* [What you have to do]: Return the entries verbatim and drop every picture.

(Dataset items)
------------------------

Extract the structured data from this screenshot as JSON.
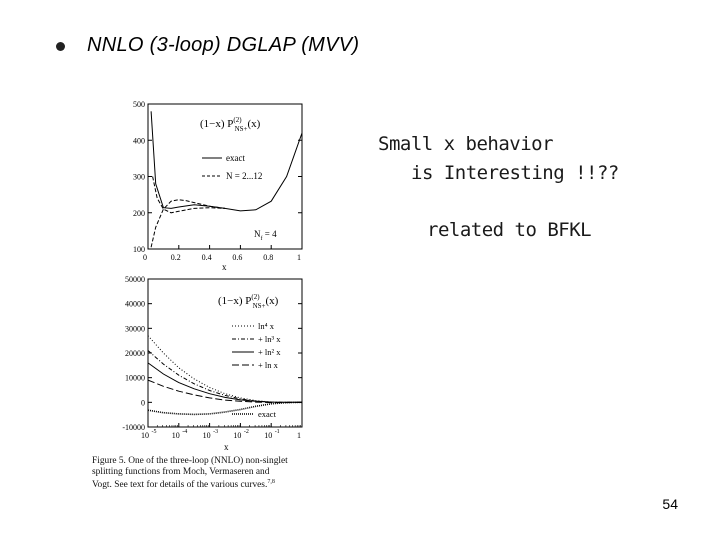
{
  "slide": {
    "bullet": "NNLO (3-loop) DGLAP (MVV)",
    "note1_line1": "Small x behavior",
    "note1_line2": "is Interesting !!??",
    "note2": "related to BFKL",
    "page_number": "54",
    "caption_lines": [
      "Figure 5.  One of the three-loop (NNLO) non-singlet",
      "splitting functions from Moch, Vermaseren and",
      "Vogt.  See text for details of the various curves."
    ],
    "caption_ref": "7,8"
  },
  "chart_data": [
    {
      "type": "line",
      "label_left": "(1−x) P",
      "label_sup": "(2)",
      "label_sub": "NS+",
      "label_right": "(x)",
      "xlabel": "x",
      "ylabel": "",
      "xlim": [
        0,
        1
      ],
      "ylim": [
        100,
        500
      ],
      "yticks": [
        "100",
        "200",
        "300",
        "400",
        "500"
      ],
      "xticks": [
        "0",
        "0.2",
        "0.4",
        "0.6",
        "0.8",
        "1"
      ],
      "legend": [
        "exact",
        "N = 2...12"
      ],
      "annotation": "N",
      "annotation_sub": "f",
      "annotation_rest": " = 4",
      "series": [
        {
          "name": "exact",
          "style": "solid",
          "x": [
            0.02,
            0.05,
            0.1,
            0.15,
            0.2,
            0.3,
            0.4,
            0.5,
            0.6,
            0.7,
            0.8,
            0.9,
            0.95,
            1.0
          ],
          "y": [
            480,
            280,
            214,
            212,
            216,
            222,
            218,
            212,
            205,
            208,
            232,
            300,
            360,
            420
          ]
        },
        {
          "name": "N = 2...12",
          "style": "dashed",
          "x": [
            0.02,
            0.05,
            0.1,
            0.15,
            0.2,
            0.25,
            0.3,
            0.4,
            0.5
          ],
          "y": [
            105,
            160,
            210,
            232,
            236,
            233,
            228,
            218,
            212
          ]
        },
        {
          "name": "",
          "style": "dashed",
          "x": [
            0.03,
            0.06,
            0.1,
            0.15,
            0.2,
            0.3,
            0.4,
            0.5
          ],
          "y": [
            300,
            240,
            210,
            200,
            204,
            212,
            214,
            212
          ]
        }
      ]
    },
    {
      "type": "line",
      "label_left": "(1−x) P",
      "label_sup": "(2)",
      "label_sub": "NS+",
      "label_right": "(x)",
      "xlabel": "x",
      "ylabel": "",
      "xscale": "log",
      "xlim": [
        -5,
        0
      ],
      "ylim": [
        -10000,
        50000
      ],
      "yticks": [
        "-10000",
        "0",
        "10000",
        "20000",
        "30000",
        "40000",
        "50000"
      ],
      "xticks": [
        "10",
        "10",
        "10",
        "10",
        "10",
        "1"
      ],
      "xtick_exps": [
        "-5",
        "-4",
        "-3",
        "-2",
        "-1",
        ""
      ],
      "legend": [
        "ln⁴ x",
        "+ ln³ x",
        "+ ln² x",
        "+ ln x",
        "exact"
      ],
      "series": [
        {
          "name": "ln⁴ x",
          "style": "dotted",
          "x": [
            -5,
            -4.5,
            -4,
            -3.5,
            -3,
            -2.5,
            -2,
            -1.5,
            -1,
            -0.5,
            0
          ],
          "y": [
            27000,
            20000,
            14000,
            9500,
            6000,
            3500,
            1800,
            700,
            150,
            0,
            0
          ]
        },
        {
          "name": "+ ln³ x",
          "style": "dash-dot",
          "x": [
            -5,
            -4.5,
            -4,
            -3.5,
            -3,
            -2.5,
            -2,
            -1.5,
            -1,
            -0.5,
            0
          ],
          "y": [
            21000,
            15500,
            11000,
            7500,
            4800,
            2800,
            1400,
            500,
            100,
            0,
            0
          ]
        },
        {
          "name": "+ ln² x",
          "style": "solid",
          "x": [
            -5,
            -4.5,
            -4,
            -3.5,
            -3,
            -2.5,
            -2,
            -1.5,
            -1,
            -0.5,
            0
          ],
          "y": [
            16000,
            11500,
            8000,
            5500,
            3500,
            2000,
            1000,
            400,
            100,
            0,
            0
          ]
        },
        {
          "name": "+ ln x",
          "style": "longdash",
          "x": [
            -5,
            -4.5,
            -4,
            -3.5,
            -3,
            -2.5,
            -2,
            -1.5,
            -1,
            -0.5,
            0
          ],
          "y": [
            9000,
            6500,
            4500,
            3000,
            1800,
            900,
            400,
            100,
            -100,
            -100,
            0
          ]
        },
        {
          "name": "exact",
          "style": "dense-dot",
          "x": [
            -5,
            -4.5,
            -4,
            -3.5,
            -3,
            -2.5,
            -2,
            -1.5,
            -1,
            -0.5,
            0
          ],
          "y": [
            -3200,
            -4200,
            -4700,
            -4900,
            -4700,
            -3900,
            -2900,
            -1600,
            -600,
            -100,
            0
          ]
        }
      ]
    }
  ]
}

------------------------

* [Answer in full]:
Extract the structured data from this screenshot as JSON.
{
  "slide": {
    "bullet": "NNLO (3-loop) DGLAP (MVV)",
    "note1_line1": "Small x behavior",
    "note1_line2": "is Interesting !!??",
    "note2": "related to BFKL",
    "page_number": "54",
    "caption_lines": [
      "Figure 5.  One of the three-loop (NNLO) non-singlet",
      "splitting functions from Moch, Vermaseren and",
      "Vogt.  See text for details of the various curves."
    ],
    "caption_ref": "7,8"
  },
  "chart_data": [
    {
      "type": "line",
      "label_left": "(1−x) P",
      "label_sup": "(2)",
      "label_sub": "NS+",
      "label_right": "(x)",
      "xlabel": "x",
      "ylabel": "",
      "xlim": [
        0,
        1
      ],
      "ylim": [
        100,
        500
      ],
      "yticks": [
        "100",
        "200",
        "300",
        "400",
        "500"
      ],
      "xticks": [
        "0",
        "0.2",
        "0.4",
        "0.6",
        "0.8",
        "1"
      ],
      "legend": [
        "exact",
        "N = 2...12"
      ],
      "annotation": "N",
      "annotation_sub": "f",
      "annotation_rest": " = 4",
      "series": [
        {
          "name": "exact",
          "style": "solid",
          "x": [
            0.02,
            0.05,
            0.1,
            0.15,
            0.2,
            0.3,
            0.4,
            0.5,
            0.6,
            0.7,
            0.8,
            0.9,
            0.95,
            1.0
          ],
          "y": [
            480,
            280,
            214,
            212,
            216,
            222,
            218,
            212,
            205,
            208,
            232,
            300,
            360,
            420
          ]
        },
        {
          "name": "N = 2...12",
          "style": "dashed",
          "x": [
            0.02,
            0.05,
            0.1,
            0.15,
            0.2,
            0.25,
            0.3,
            0.4,
            0.5
          ],
          "y": [
            105,
            160,
            210,
            232,
            236,
            233,
            228,
            218,
            212
          ]
        },
        {
          "name": "",
          "style": "dashed",
          "x": [
            0.03,
            0.06,
            0.1,
            0.15,
            0.2,
            0.3,
            0.4,
            0.5
          ],
          "y": [
            300,
            240,
            210,
            200,
            204,
            212,
            214,
            212
          ]
        }
      ]
    },
    {
      "type": "line",
      "label_left": "(1−x) P",
      "label_sup": "(2)",
      "label_sub": "NS+",
      "label_right": "(x)",
      "xlabel": "x",
      "ylabel": "",
      "xscale": "log",
      "xlim": [
        -5,
        0
      ],
      "ylim": [
        -10000,
        50000
      ],
      "yticks": [
        "-10000",
        "0",
        "10000",
        "20000",
        "30000",
        "40000",
        "50000"
      ],
      "xticks": [
        "10",
        "10",
        "10",
        "10",
        "10",
        "1"
      ],
      "xtick_exps": [
        "-5",
        "-4",
        "-3",
        "-2",
        "-1",
        ""
      ],
      "legend": [
        "ln⁴ x",
        "+ ln³ x",
        "+ ln² x",
        "+ ln x",
        "exact"
      ],
      "series": [
        {
          "name": "ln⁴ x",
          "style": "dotted",
          "x": [
            -5,
            -4.5,
            -4,
            -3.5,
            -3,
            -2.5,
            -2,
            -1.5,
            -1,
            -0.5,
            0
          ],
          "y": [
            27000,
            20000,
            14000,
            9500,
            6000,
            3500,
            1800,
            700,
            150,
            0,
            0
          ]
        },
        {
          "name": "+ ln³ x",
          "style": "dash-dot",
          "x": [
            -5,
            -4.5,
            -4,
            -3.5,
            -3,
            -2.5,
            -2,
            -1.5,
            -1,
            -0.5,
            0
          ],
          "y": [
            21000,
            15500,
            11000,
            7500,
            4800,
            2800,
            1400,
            500,
            100,
            0,
            0
          ]
        },
        {
          "name": "+ ln² x",
          "style": "solid",
          "x": [
            -5,
            -4.5,
            -4,
            -3.5,
            -3,
            -2.5,
            -2,
            -1.5,
            -1,
            -0.5,
            0
          ],
          "y": [
            16000,
            11500,
            8000,
            5500,
            3500,
            2000,
            1000,
            400,
            100,
            0,
            0
          ]
        },
        {
          "name": "+ ln x",
          "style": "longdash",
          "x": [
            -5,
            -4.5,
            -4,
            -3.5,
            -3,
            -2.5,
            -2,
            -1.5,
            -1,
            -0.5,
            0
          ],
          "y": [
            9000,
            6500,
            4500,
            3000,
            1800,
            900,
            400,
            100,
            -100,
            -100,
            0
          ]
        },
        {
          "name": "exact",
          "style": "dense-dot",
          "x": [
            -5,
            -4.5,
            -4,
            -3.5,
            -3,
            -2.5,
            -2,
            -1.5,
            -1,
            -0.5,
            0
          ],
          "y": [
            -3200,
            -4200,
            -4700,
            -4900,
            -4700,
            -3900,
            -2900,
            -1600,
            -600,
            -100,
            0
          ]
        }
      ]
    }
  ]
}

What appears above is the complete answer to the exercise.